* **Exercise data**:
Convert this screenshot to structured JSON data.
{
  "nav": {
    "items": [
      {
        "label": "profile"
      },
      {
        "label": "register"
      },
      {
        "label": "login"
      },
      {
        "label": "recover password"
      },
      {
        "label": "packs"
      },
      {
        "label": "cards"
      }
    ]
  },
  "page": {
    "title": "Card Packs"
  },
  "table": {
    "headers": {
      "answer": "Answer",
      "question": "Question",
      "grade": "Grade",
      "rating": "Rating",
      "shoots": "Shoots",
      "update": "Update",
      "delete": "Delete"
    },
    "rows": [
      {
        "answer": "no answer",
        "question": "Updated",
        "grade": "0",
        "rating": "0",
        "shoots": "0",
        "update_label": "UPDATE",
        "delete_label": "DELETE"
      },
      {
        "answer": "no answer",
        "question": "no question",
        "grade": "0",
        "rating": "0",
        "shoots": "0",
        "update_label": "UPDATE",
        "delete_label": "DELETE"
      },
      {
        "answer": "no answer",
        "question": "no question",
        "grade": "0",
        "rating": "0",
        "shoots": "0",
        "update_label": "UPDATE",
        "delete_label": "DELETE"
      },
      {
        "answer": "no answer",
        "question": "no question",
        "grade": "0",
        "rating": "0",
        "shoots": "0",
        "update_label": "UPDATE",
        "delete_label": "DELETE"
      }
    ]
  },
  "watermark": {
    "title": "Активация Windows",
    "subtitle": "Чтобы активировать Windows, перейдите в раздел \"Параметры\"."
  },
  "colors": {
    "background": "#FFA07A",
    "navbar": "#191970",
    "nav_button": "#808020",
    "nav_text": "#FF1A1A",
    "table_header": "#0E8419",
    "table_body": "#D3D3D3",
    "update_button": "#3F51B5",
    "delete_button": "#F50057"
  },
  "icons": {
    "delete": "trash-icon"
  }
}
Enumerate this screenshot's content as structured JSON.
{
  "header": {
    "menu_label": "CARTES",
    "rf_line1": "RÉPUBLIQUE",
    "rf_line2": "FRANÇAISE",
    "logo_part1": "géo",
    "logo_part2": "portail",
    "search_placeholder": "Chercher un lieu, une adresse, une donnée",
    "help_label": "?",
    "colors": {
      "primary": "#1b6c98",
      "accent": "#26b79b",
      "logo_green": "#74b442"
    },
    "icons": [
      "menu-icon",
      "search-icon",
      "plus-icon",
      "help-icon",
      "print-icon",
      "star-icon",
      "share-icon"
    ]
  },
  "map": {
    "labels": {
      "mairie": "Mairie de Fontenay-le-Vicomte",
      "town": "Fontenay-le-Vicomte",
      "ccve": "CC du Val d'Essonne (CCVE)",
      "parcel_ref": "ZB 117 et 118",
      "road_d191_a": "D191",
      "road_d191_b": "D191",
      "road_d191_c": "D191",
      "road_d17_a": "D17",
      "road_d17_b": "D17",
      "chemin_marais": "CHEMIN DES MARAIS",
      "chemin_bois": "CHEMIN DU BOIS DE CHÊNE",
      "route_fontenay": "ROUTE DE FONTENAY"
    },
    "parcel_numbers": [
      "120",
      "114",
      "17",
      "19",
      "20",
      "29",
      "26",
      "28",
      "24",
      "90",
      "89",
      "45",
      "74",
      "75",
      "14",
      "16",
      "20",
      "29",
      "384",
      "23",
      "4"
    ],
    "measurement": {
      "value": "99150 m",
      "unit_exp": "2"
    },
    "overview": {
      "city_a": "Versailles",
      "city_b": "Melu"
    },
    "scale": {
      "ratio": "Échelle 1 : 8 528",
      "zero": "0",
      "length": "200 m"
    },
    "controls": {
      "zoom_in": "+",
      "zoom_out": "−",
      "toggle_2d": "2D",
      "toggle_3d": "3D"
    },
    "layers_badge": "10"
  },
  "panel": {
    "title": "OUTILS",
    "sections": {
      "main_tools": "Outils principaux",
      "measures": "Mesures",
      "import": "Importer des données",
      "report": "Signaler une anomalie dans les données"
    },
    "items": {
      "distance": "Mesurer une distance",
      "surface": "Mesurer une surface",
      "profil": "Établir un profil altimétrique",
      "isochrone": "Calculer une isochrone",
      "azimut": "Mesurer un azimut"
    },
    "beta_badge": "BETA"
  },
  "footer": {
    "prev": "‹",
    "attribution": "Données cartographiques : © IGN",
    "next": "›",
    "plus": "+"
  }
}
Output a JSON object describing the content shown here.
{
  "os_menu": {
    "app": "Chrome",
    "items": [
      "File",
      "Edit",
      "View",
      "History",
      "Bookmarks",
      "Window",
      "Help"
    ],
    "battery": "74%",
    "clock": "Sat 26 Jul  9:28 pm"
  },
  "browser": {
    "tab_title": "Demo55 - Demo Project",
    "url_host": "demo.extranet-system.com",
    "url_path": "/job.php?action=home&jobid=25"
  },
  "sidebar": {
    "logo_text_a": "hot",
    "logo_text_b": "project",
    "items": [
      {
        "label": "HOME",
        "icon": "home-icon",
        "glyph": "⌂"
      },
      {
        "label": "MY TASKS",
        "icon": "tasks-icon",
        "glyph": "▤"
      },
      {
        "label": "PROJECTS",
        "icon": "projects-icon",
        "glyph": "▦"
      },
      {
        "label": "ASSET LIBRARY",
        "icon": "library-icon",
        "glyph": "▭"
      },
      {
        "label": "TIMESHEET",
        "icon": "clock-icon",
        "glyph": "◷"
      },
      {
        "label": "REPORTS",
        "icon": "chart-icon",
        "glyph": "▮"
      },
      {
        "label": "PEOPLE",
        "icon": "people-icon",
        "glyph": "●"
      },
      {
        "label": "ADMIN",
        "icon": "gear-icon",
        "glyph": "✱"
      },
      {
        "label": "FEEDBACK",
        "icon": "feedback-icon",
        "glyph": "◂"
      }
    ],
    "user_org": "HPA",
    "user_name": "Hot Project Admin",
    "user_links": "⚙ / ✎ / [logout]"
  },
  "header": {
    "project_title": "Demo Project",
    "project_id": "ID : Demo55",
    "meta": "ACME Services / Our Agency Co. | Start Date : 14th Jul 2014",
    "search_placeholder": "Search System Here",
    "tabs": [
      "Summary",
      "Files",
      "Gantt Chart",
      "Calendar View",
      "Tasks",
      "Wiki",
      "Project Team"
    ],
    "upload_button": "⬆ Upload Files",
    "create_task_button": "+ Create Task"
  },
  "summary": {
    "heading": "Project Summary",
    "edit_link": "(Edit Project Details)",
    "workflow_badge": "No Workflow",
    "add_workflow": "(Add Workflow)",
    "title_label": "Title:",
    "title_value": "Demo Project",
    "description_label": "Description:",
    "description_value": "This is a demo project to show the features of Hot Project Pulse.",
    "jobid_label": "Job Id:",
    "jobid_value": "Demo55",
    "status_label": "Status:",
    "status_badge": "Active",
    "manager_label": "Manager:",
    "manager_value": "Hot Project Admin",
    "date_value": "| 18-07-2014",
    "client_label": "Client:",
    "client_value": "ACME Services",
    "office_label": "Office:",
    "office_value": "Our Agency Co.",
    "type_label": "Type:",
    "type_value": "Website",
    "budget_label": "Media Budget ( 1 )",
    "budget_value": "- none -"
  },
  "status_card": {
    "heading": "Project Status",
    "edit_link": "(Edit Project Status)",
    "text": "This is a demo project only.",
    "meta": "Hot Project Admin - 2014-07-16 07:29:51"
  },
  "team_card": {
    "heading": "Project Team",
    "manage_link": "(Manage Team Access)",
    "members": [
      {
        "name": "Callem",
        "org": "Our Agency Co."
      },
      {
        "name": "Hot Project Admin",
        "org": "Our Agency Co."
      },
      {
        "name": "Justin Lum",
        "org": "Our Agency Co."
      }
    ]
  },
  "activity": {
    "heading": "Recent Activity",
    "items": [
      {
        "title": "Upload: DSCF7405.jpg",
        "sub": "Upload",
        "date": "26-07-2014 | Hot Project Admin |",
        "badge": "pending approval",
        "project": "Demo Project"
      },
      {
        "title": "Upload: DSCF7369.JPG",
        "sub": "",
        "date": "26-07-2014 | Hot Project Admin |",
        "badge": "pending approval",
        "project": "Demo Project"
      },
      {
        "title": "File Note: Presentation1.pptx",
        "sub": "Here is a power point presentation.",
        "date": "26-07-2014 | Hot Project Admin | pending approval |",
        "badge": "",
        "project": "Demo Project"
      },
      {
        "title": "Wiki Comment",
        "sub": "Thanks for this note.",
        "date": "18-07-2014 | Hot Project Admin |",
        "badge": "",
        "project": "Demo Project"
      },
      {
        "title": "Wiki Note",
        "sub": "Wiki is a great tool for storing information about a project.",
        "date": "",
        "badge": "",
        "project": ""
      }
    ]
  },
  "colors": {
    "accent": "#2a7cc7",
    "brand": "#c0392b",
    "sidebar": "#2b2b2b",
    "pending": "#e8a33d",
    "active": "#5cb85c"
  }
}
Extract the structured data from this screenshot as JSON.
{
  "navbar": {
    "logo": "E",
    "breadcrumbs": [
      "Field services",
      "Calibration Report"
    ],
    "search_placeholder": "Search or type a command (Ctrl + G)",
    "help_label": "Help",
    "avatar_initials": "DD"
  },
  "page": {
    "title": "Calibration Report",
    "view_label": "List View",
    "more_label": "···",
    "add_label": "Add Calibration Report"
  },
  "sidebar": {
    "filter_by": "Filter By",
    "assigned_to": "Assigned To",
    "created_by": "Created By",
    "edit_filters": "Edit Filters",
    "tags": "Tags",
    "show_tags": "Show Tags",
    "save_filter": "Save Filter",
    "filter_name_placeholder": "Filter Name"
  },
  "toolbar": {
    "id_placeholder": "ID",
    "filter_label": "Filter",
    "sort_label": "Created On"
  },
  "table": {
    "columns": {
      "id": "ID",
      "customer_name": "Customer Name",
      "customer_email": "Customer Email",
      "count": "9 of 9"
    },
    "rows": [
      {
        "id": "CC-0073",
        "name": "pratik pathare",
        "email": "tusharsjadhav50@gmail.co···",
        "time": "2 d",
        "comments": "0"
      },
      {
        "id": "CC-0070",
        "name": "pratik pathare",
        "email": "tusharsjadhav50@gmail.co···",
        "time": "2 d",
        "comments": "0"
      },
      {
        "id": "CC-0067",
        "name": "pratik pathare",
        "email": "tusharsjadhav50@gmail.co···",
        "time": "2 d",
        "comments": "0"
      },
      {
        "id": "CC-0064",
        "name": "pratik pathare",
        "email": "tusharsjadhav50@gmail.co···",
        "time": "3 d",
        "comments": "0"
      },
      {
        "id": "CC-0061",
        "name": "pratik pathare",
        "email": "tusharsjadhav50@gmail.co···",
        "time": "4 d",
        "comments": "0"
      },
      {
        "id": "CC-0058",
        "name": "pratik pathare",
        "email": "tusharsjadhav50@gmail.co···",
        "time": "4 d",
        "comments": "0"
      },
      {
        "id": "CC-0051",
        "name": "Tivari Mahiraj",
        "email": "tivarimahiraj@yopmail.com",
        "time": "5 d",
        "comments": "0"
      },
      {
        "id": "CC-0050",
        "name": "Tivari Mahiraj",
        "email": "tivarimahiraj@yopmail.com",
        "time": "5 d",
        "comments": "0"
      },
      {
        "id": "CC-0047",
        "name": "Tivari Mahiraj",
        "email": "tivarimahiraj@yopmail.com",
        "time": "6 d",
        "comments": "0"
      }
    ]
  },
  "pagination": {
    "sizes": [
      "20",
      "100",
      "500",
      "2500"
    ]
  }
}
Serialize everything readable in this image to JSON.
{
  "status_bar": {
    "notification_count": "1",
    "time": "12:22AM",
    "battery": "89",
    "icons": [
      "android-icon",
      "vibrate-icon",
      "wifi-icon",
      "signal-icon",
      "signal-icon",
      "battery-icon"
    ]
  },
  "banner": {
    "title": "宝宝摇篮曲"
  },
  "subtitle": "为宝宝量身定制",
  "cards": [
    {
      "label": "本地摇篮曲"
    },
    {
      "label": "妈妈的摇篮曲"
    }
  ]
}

* **Work to complete**:
Your task is to write out the lines from the one with "Serialize everything readable" through the end of the records, exactly and with nothing added.

* **Result of this exercise**:
Serialize everything readable in this image to JSON.
{
  "status_bar": {
    "notification_count": "1",
    "time": "12:22AM",
    "battery": "89",
    "icons": [
      "android-icon",
      "vibrate-icon",
      "wifi-icon",
      "signal-icon",
      "signal-icon",
      "battery-icon"
    ]
  },
  "banner": {
    "title": "宝宝摇篮曲"
  },
  "subtitle": "为宝宝量身定制",
  "cards": [
    {
      "label": "本地摇篮曲"
    },
    {
      "label": "妈妈的摇篮曲"
    }
  ]
}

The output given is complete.